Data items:
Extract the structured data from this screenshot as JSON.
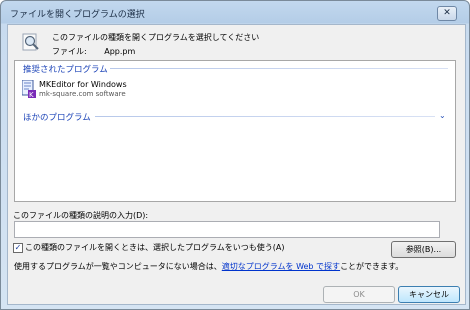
{
  "window": {
    "title": "ファイルを開くプログラムの選択",
    "close_glyph": "✕"
  },
  "header": {
    "description": "このファイルの種類を開くプログラムを選択してください",
    "file_label": "ファイル:",
    "file_name": "App.pm"
  },
  "program_list": {
    "recommended_header": "推奨されたプログラム",
    "other_header": "ほかのプログラム",
    "other_chevron": "⌄",
    "items": [
      {
        "name": "MKEditor for Windows",
        "publisher": "mk-square.com software",
        "icon": "mkeditor-icon"
      }
    ]
  },
  "description_field": {
    "label": "このファイルの種類の説明の入力(D):",
    "value": ""
  },
  "always_use": {
    "label": "この種類のファイルを開くときは、選択したプログラムをいつも使う(A)",
    "checked": true,
    "check_glyph": "✓"
  },
  "browse_button": "参照(B)...",
  "info": {
    "text_before": "使用するプログラムが一覧やコンピュータにない場合は、",
    "link_text": "適切なプログラムを Web で探す",
    "text_after": "ことができます。"
  },
  "buttons": {
    "ok": "OK",
    "cancel": "キャンセル"
  },
  "colors": {
    "group_header": "#1e45b8",
    "link": "#0033cc"
  }
}
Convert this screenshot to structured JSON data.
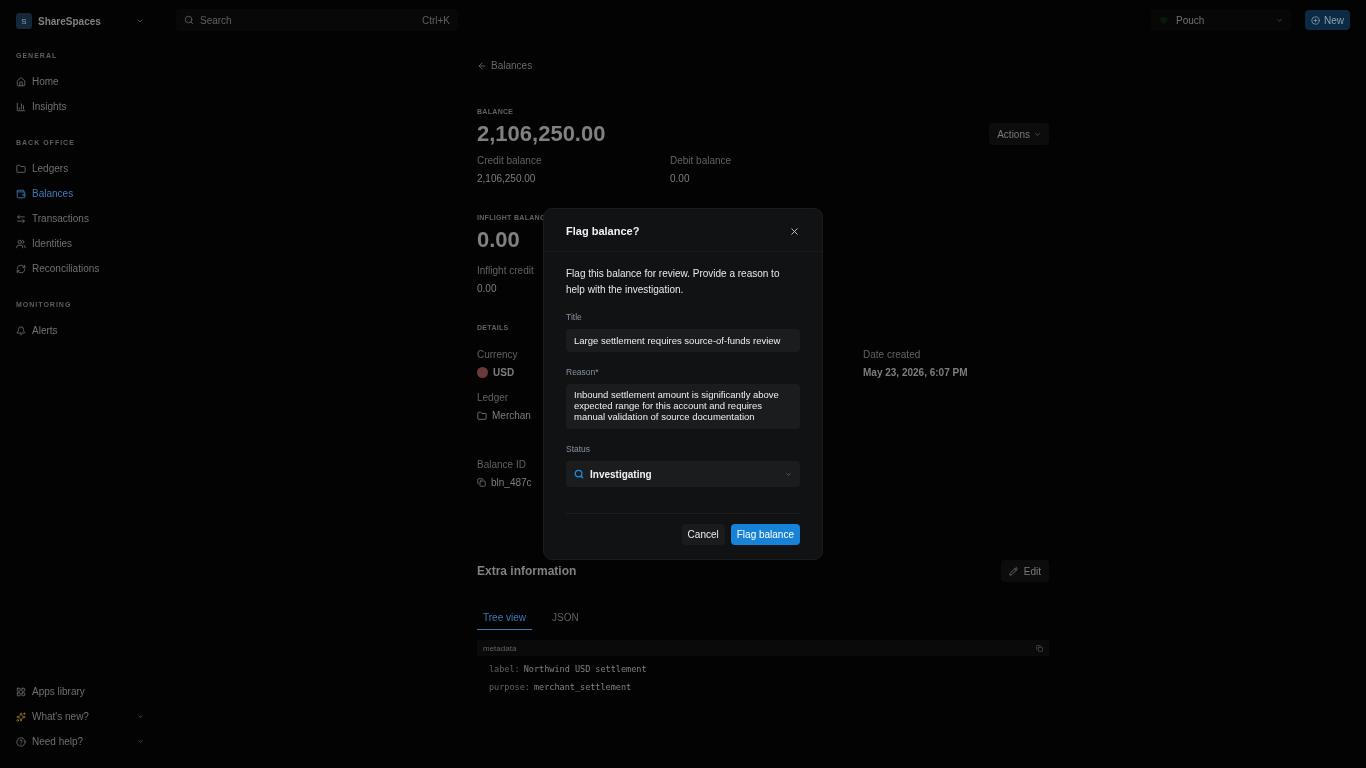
{
  "sidebar": {
    "workspace": {
      "initial": "S",
      "name": "ShareSpaces"
    },
    "sections": [
      {
        "title": "GENERAL",
        "items": [
          {
            "label": "Home",
            "selected": false
          },
          {
            "label": "Insights",
            "selected": false
          }
        ]
      },
      {
        "title": "BACK OFFICE",
        "items": [
          {
            "label": "Ledgers",
            "selected": false
          },
          {
            "label": "Balances",
            "selected": true
          },
          {
            "label": "Transactions",
            "selected": false
          },
          {
            "label": "Identities",
            "selected": false
          },
          {
            "label": "Reconciliations",
            "selected": false
          }
        ]
      },
      {
        "title": "MONITORING",
        "items": [
          {
            "label": "Alerts",
            "selected": false
          }
        ]
      }
    ],
    "footer": [
      {
        "label": "Apps library",
        "expandable": false
      },
      {
        "label": "What's new?",
        "expandable": true
      },
      {
        "label": "Need help?",
        "expandable": true
      }
    ]
  },
  "topbar": {
    "search": {
      "placeholder": "Search",
      "shortcut": "Ctrl+K"
    },
    "environment": "Pouch",
    "new_button": "New"
  },
  "page": {
    "back_link": "Balances",
    "balance": {
      "label": "BALANCE",
      "amount": "2,106,250.00",
      "actions": "Actions",
      "stats": [
        {
          "label": "Credit balance",
          "value": "2,106,250.00"
        },
        {
          "label": "Debit balance",
          "value": "0.00"
        }
      ]
    },
    "inflight": {
      "label": "INFLIGHT BALANC",
      "amount": "0.00",
      "stats": [
        {
          "label": "Inflight credit",
          "value": "0.00"
        }
      ]
    },
    "details": {
      "label": "DETAILS",
      "fields": [
        {
          "label": "Currency",
          "value": "USD"
        },
        {
          "label": "Date created",
          "value": "May 23, 2026, 6:07 PM"
        },
        {
          "label": "Ledger",
          "value": "Merchan"
        },
        {
          "label": "Balance ID",
          "value": "bln_487c"
        }
      ]
    },
    "extra": {
      "title": "Extra information",
      "edit": "Edit",
      "tabs": [
        {
          "label": "Tree view",
          "selected": true
        },
        {
          "label": "JSON",
          "selected": false
        }
      ],
      "metadata_label": "metadata",
      "entries": [
        {
          "key": "label:",
          "value": "Northwind USD settlement"
        },
        {
          "key": "purpose:",
          "value": "merchant_settlement"
        }
      ]
    }
  },
  "dialog": {
    "title": "Flag balance?",
    "description": "Flag this balance for review. Provide a reason to help with the investigation.",
    "title_field": {
      "label": "Title",
      "value": "Large settlement requires source-of-funds review"
    },
    "reason_field": {
      "label": "Reason*",
      "value": "Inbound settlement amount is significantly above expected range for this account and requires manual validation of source documentation"
    },
    "status_field": {
      "label": "Status",
      "value": "Investigating"
    },
    "buttons": {
      "cancel": "Cancel",
      "confirm": "Flag balance"
    }
  }
}
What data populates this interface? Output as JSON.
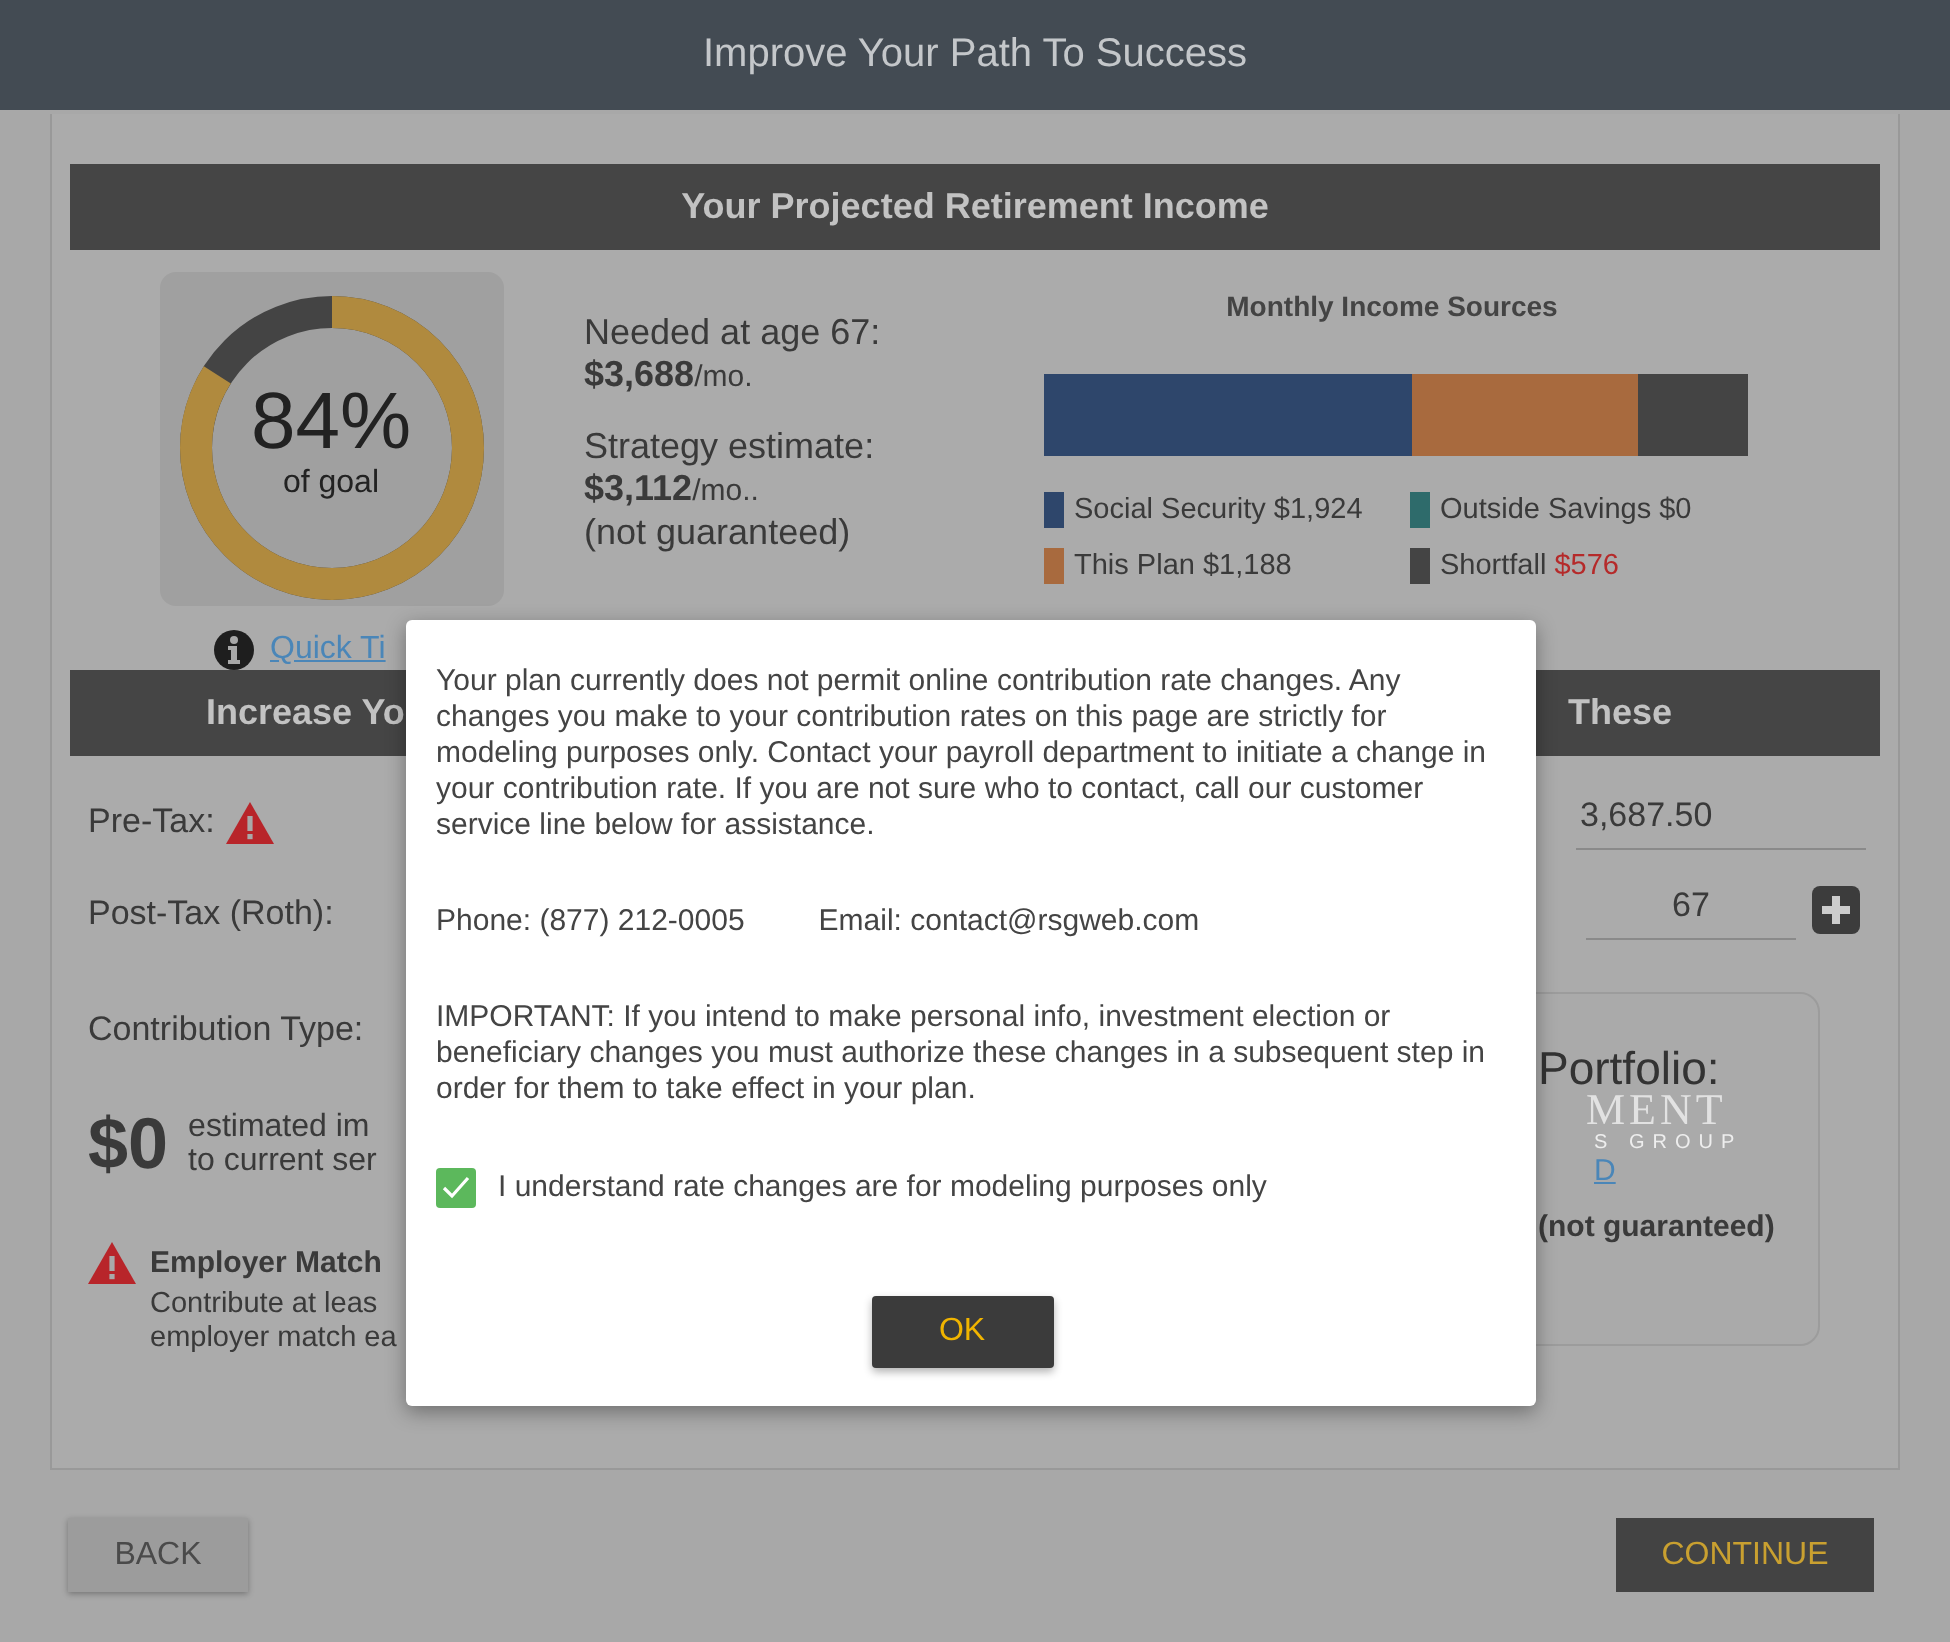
{
  "header": {
    "title": "Improve Your Path To Success"
  },
  "income": {
    "title": "Your Projected Retirement Income",
    "goal": {
      "percent": "84%",
      "caption": "of goal",
      "level": 0.84
    },
    "needed": {
      "label": "Needed at age 67:",
      "amount": "$3,688",
      "unit": "/mo."
    },
    "estimate": {
      "label": "Strategy estimate:",
      "amount": "$3,112",
      "unit": "/mo..",
      "note": "(not guaranteed)"
    },
    "sources_title": "Monthly Income Sources",
    "legend": [
      {
        "label": "Social Security $1,924",
        "color": "#2e466b"
      },
      {
        "label": "Outside Savings $0",
        "color": "#2e6b6b"
      },
      {
        "label": "This Plan $1,188",
        "color": "#a86a3e"
      },
      {
        "label": "Shortfall",
        "amount": "$576",
        "color": "#444444"
      }
    ]
  },
  "quick_tip": {
    "label": "Quick Ti"
  },
  "contribution": {
    "title_left": "Increase Yo",
    "title_right": "These",
    "rows": [
      {
        "label": "Pre-Tax:",
        "warning": true
      },
      {
        "label": "Post-Tax (Roth):",
        "warning": false
      },
      {
        "label": "Contribution Type:",
        "warning": false
      }
    ],
    "impact": {
      "amount": "$0",
      "lines": [
        "estimated im",
        "to current ser"
      ]
    },
    "employer_match": {
      "title": "Employer Match",
      "lines": [
        "Contribute at leas",
        "employer match ea"
      ]
    },
    "income_goal": {
      "value": "3,687.50"
    },
    "retirement_age": {
      "value": "67"
    },
    "portfolio": {
      "title": "Portfolio:",
      "logo_lines": [
        "MENT",
        "S GROUP"
      ],
      "link": "D",
      "note": "(not guaranteed)"
    }
  },
  "modal": {
    "message": "Your plan currently does not permit online contribution rate changes. Any changes you make to your contribution rates on this page are strictly for modeling purposes only. Contact your payroll department to initiate a change in your contribution rate. If you are not sure who to contact, call our customer service line below for assistance.",
    "phone": "Phone: (877) 212-0005",
    "email": "Email: contact@rsgweb.com",
    "important": "IMPORTANT: If you intend to make personal info, investment election or beneficiary changes you must authorize these changes in a subsequent step in order for them to take effect in your plan.",
    "checkbox": {
      "label": "I understand rate changes are for modeling purposes only",
      "checked": true
    },
    "ok": "OK"
  },
  "footer": {
    "back": "BACK",
    "continue": "CONTINUE"
  }
}
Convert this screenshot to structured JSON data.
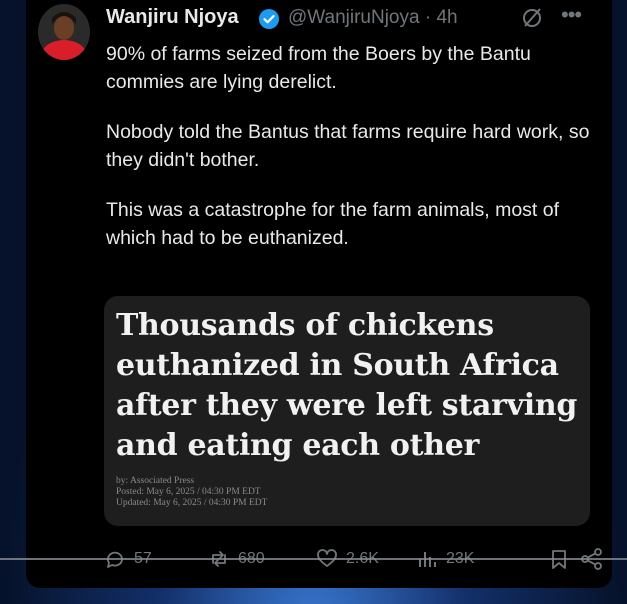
{
  "author": {
    "name": "Wanjiru Njoya",
    "handle": "@WanjiruNjoya · 4h"
  },
  "tweet": {
    "paragraphs": [
      "90% of farms seized from the Boers by the Bantu commies are lying derelict.",
      "Nobody told the Bantus that farms require hard work, so they didn't bother.",
      "This was a catastrophe for the farm animals, most of which had to be euthanized."
    ]
  },
  "card": {
    "headline": "Thousands of chickens euthanized in South Africa after they were left starving and eating each other",
    "byline": "by: Associated Press",
    "posted": "Posted: May 6, 2025 / 04:30 PM EDT",
    "updated": "Updated: May 6, 2025 / 04:30 PM EDT"
  },
  "actions": {
    "replies": "57",
    "reposts": "680",
    "likes": "2.6K",
    "views": "23K"
  },
  "icons": {
    "verified": "verified-badge-icon",
    "grok": "grok-icon",
    "more": "more-icon",
    "reply": "reply-icon",
    "repost": "repost-icon",
    "like": "like-icon",
    "views": "views-icon",
    "bookmark": "bookmark-icon",
    "share": "share-icon"
  },
  "colors": {
    "background": "#000000",
    "text": "#e7e9ea",
    "muted": "#71767b",
    "verified": "#1d9bf0",
    "card": "#1e1e1f"
  }
}
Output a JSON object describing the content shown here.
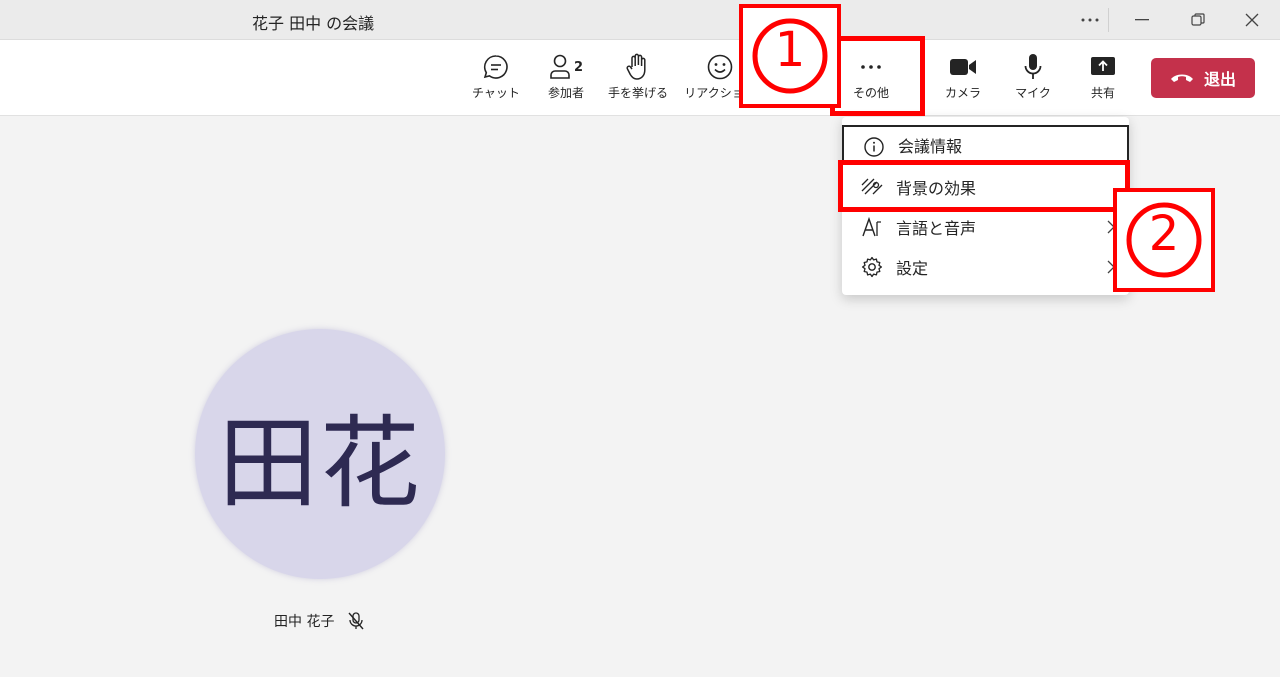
{
  "window": {
    "title": "花子 田中 の会議"
  },
  "toolbar": {
    "chat": "チャット",
    "participants": "参加者",
    "participants_count": "2",
    "raise_hand": "手を挙げる",
    "reactions": "リアクション",
    "more": "その他",
    "camera": "カメラ",
    "mic": "マイク",
    "share": "共有",
    "leave": "退出"
  },
  "menu": {
    "items": [
      {
        "label": "会議情報",
        "icon": "info-icon"
      },
      {
        "label": "背景の効果",
        "icon": "background-effects-icon"
      },
      {
        "label": "言語と音声",
        "icon": "language-speech-icon"
      },
      {
        "label": "設定",
        "icon": "settings-icon"
      }
    ]
  },
  "annotations": {
    "step1": "①",
    "step2": "②"
  },
  "participant": {
    "initials": "田花",
    "name": "田中 花子"
  },
  "colors": {
    "leave": "#c4314b",
    "annotation": "#ff0000",
    "avatar_bg": "#d8d6ea",
    "avatar_text": "#2e2a52"
  }
}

YOUR OBJECTIVE – Find every line that has "they" in it, then return those lines.

ANSWER FOR THIS EXERCISE –
      "Nobody told the Bantus that farms require hard work, so they didn't bother.",
    "headline": "Thousands of chickens euthanized in South Africa after they were left starving and eating each other",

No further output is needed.